▶ **WHAT TO WORK ON**
Rewrite the listing below, replacing each occurrence of "article-tile-date" with "tile-date-label" and changing nothing else.

— START —

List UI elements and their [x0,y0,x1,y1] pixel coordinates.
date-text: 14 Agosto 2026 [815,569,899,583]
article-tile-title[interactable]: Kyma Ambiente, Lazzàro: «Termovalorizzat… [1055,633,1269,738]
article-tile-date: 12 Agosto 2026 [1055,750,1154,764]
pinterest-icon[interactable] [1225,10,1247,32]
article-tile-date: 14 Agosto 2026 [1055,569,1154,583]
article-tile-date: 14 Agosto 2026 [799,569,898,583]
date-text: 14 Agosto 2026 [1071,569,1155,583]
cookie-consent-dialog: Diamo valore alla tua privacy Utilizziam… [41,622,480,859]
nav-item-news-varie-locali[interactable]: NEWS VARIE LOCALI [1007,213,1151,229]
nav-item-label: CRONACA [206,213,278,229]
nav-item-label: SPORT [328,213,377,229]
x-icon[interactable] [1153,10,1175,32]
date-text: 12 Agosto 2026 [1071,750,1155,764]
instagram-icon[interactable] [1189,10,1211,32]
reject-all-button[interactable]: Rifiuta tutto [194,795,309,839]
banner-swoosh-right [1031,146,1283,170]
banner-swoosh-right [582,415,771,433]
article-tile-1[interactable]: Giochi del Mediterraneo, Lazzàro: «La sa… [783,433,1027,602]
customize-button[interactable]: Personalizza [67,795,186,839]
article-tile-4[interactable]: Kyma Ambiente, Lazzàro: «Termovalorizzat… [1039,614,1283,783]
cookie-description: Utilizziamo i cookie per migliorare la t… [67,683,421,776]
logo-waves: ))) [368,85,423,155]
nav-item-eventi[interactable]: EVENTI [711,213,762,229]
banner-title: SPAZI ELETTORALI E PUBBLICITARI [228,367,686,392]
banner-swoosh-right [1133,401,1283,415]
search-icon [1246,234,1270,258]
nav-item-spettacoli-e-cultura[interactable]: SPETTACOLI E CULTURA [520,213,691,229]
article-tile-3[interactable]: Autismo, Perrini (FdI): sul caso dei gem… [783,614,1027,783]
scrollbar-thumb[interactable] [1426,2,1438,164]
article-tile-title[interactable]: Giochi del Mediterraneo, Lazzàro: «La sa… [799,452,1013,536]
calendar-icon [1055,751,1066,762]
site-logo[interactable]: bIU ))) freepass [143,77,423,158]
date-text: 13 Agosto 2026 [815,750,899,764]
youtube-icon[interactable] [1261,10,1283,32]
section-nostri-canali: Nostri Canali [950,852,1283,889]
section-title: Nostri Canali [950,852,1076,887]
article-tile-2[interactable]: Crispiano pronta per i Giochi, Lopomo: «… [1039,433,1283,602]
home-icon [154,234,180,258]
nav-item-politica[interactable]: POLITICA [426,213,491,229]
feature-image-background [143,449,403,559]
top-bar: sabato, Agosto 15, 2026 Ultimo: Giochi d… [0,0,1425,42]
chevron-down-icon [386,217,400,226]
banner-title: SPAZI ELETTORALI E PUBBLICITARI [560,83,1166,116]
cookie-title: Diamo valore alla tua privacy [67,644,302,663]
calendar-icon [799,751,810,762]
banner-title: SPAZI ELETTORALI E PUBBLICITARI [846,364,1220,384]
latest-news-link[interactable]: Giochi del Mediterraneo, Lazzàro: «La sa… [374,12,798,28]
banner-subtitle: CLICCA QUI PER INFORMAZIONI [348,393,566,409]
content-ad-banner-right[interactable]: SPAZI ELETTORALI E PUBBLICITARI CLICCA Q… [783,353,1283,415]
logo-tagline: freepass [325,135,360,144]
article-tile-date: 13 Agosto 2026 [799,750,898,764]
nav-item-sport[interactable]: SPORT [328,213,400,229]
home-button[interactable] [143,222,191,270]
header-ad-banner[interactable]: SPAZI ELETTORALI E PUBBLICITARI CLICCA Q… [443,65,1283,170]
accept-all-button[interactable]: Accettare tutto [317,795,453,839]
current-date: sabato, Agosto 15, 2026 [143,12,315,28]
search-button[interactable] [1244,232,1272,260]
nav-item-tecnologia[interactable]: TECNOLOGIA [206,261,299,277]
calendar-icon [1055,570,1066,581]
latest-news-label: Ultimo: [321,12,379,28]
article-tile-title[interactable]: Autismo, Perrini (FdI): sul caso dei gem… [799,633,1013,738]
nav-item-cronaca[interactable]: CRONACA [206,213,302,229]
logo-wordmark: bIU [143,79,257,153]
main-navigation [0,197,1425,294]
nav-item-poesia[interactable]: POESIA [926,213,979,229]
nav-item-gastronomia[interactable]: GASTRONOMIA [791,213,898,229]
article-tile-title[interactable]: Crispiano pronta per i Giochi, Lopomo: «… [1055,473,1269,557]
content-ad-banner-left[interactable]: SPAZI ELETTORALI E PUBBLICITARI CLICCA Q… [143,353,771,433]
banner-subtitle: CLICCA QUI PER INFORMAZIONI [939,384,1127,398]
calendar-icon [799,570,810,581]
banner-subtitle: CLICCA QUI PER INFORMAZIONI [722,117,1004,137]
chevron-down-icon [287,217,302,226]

— END —

▶ **ANSWER TO THIS EXERCISE**
List UI elements and their [x0,y0,x1,y1] pixel coordinates.
date-text: 14 Agosto 2026 [815,569,899,583]
article-tile-title[interactable]: Kyma Ambiente, Lazzàro: «Termovalorizzat… [1055,633,1269,738]
tile-date-label: 12 Agosto 2026 [1055,750,1154,764]
pinterest-icon[interactable] [1225,10,1247,32]
tile-date-label: 14 Agosto 2026 [1055,569,1154,583]
tile-date-label: 14 Agosto 2026 [799,569,898,583]
date-text: 14 Agosto 2026 [1071,569,1155,583]
cookie-consent-dialog: Diamo valore alla tua privacy Utilizziam… [41,622,480,859]
nav-item-news-varie-locali[interactable]: NEWS VARIE LOCALI [1007,213,1151,229]
nav-item-label: CRONACA [206,213,278,229]
nav-item-label: SPORT [328,213,377,229]
x-icon[interactable] [1153,10,1175,32]
date-text: 12 Agosto 2026 [1071,750,1155,764]
instagram-icon[interactable] [1189,10,1211,32]
reject-all-button[interactable]: Rifiuta tutto [194,795,309,839]
banner-swoosh-right [1031,146,1283,170]
banner-swoosh-right [582,415,771,433]
article-tile-1[interactable]: Giochi del Mediterraneo, Lazzàro: «La sa… [783,433,1027,602]
customize-button[interactable]: Personalizza [67,795,186,839]
article-tile-4[interactable]: Kyma Ambiente, Lazzàro: «Termovalorizzat… [1039,614,1283,783]
cookie-description: Utilizziamo i cookie per migliorare la t… [67,683,421,776]
logo-waves: ))) [368,85,423,155]
nav-item-eventi[interactable]: EVENTI [711,213,762,229]
banner-title: SPAZI ELETTORALI E PUBBLICITARI [228,367,686,392]
banner-swoosh-right [1133,401,1283,415]
search-icon [1246,234,1270,258]
nav-item-spettacoli-e-cultura[interactable]: SPETTACOLI E CULTURA [520,213,691,229]
article-tile-3[interactable]: Autismo, Perrini (FdI): sul caso dei gem… [783,614,1027,783]
scrollbar-thumb[interactable] [1426,2,1438,164]
article-tile-title[interactable]: Giochi del Mediterraneo, Lazzàro: «La sa… [799,452,1013,536]
calendar-icon [1055,751,1066,762]
site-logo[interactable]: bIU ))) freepass [143,77,423,158]
date-text: 13 Agosto 2026 [815,750,899,764]
youtube-icon[interactable] [1261,10,1283,32]
section-nostri-canali: Nostri Canali [950,852,1283,889]
section-title: Nostri Canali [950,852,1076,887]
article-tile-2[interactable]: Crispiano pronta per i Giochi, Lopomo: «… [1039,433,1283,602]
home-icon [154,234,180,258]
nav-item-politica[interactable]: POLITICA [426,213,491,229]
feature-image-background [143,449,403,559]
top-bar: sabato, Agosto 15, 2026 Ultimo: Giochi d… [0,0,1425,42]
chevron-down-icon [386,217,400,226]
banner-title: SPAZI ELETTORALI E PUBBLICITARI [560,83,1166,116]
cookie-title: Diamo valore alla tua privacy [67,644,302,663]
calendar-icon [799,751,810,762]
banner-title: SPAZI ELETTORALI E PUBBLICITARI [846,364,1220,384]
latest-news-link[interactable]: Giochi del Mediterraneo, Lazzàro: «La sa… [374,12,798,28]
banner-subtitle: CLICCA QUI PER INFORMAZIONI [348,393,566,409]
content-ad-banner-right[interactable]: SPAZI ELETTORALI E PUBBLICITARI CLICCA Q… [783,353,1283,415]
logo-tagline: freepass [325,135,360,144]
tile-date-label: 13 Agosto 2026 [799,750,898,764]
nav-item-sport[interactable]: SPORT [328,213,400,229]
home-button[interactable] [143,222,191,270]
header-ad-banner[interactable]: SPAZI ELETTORALI E PUBBLICITARI CLICCA Q… [443,65,1283,170]
accept-all-button[interactable]: Accettare tutto [317,795,453,839]
current-date: sabato, Agosto 15, 2026 [143,12,315,28]
search-button[interactable] [1244,232,1272,260]
nav-item-tecnologia[interactable]: TECNOLOGIA [206,261,299,277]
calendar-icon [1055,570,1066,581]
latest-news-label: Ultimo: [321,12,379,28]
article-tile-title[interactable]: Autismo, Perrini (FdI): sul caso dei gem… [799,633,1013,738]
nav-item-cronaca[interactable]: CRONACA [206,213,302,229]
logo-wordmark: bIU [143,79,257,153]
main-navigation [0,197,1425,294]
nav-item-poesia[interactable]: POESIA [926,213,979,229]
nav-item-gastronomia[interactable]: GASTRONOMIA [791,213,898,229]
article-tile-title[interactable]: Crispiano pronta per i Giochi, Lopomo: «… [1055,473,1269,557]
content-ad-banner-left[interactable]: SPAZI ELETTORALI E PUBBLICITARI CLICCA Q… [143,353,771,433]
banner-subtitle: CLICCA QUI PER INFORMAZIONI [939,384,1127,398]
calendar-icon [799,570,810,581]
banner-subtitle: CLICCA QUI PER INFORMAZIONI [722,117,1004,137]
chevron-down-icon [287,217,302,226]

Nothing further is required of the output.